## DATA IN THIS EXERCISE
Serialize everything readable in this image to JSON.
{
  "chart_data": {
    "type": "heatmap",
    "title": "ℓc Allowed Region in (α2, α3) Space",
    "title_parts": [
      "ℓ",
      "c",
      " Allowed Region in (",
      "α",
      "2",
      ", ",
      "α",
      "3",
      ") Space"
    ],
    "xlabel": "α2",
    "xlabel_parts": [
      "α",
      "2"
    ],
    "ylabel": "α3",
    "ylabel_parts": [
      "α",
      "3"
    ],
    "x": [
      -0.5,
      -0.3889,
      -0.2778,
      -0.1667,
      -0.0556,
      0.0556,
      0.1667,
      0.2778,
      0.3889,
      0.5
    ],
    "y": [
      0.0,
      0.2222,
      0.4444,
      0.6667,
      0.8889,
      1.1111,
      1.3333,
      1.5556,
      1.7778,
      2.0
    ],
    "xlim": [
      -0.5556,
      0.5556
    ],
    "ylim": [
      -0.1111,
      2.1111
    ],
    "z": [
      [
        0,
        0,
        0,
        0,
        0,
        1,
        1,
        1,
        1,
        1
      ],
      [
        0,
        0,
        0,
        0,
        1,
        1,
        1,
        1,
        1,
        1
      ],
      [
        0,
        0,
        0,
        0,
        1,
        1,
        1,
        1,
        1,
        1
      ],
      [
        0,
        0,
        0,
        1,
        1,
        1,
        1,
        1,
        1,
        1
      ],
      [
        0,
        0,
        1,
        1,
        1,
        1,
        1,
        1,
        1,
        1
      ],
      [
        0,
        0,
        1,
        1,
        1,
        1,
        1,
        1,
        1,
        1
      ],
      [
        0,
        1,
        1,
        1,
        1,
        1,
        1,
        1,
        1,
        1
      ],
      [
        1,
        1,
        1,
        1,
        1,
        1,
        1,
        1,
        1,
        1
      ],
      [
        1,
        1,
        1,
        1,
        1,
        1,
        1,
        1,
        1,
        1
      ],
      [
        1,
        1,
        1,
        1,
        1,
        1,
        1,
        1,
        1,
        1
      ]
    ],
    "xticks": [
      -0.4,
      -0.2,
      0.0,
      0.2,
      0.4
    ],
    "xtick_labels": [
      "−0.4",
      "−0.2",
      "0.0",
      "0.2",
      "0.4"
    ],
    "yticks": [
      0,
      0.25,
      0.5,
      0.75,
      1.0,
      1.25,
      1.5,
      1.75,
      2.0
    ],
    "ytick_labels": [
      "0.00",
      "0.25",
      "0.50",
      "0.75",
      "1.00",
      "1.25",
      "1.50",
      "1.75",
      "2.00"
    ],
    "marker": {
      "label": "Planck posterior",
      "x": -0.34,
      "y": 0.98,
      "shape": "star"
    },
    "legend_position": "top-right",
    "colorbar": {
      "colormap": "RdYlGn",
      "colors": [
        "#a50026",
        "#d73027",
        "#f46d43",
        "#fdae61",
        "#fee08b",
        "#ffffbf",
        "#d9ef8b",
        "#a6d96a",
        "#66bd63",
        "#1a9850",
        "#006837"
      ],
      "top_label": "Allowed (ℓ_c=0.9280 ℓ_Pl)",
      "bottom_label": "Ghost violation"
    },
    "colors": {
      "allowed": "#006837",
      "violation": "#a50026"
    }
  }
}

## WHAT IS BEING ASKED
Above are the records. Identify each line that contains the word "Region".

## SOLVED PROBLEM
    "title": "ℓc Allowed Region in (α2, α3) Space",
      " Allowed Region in (",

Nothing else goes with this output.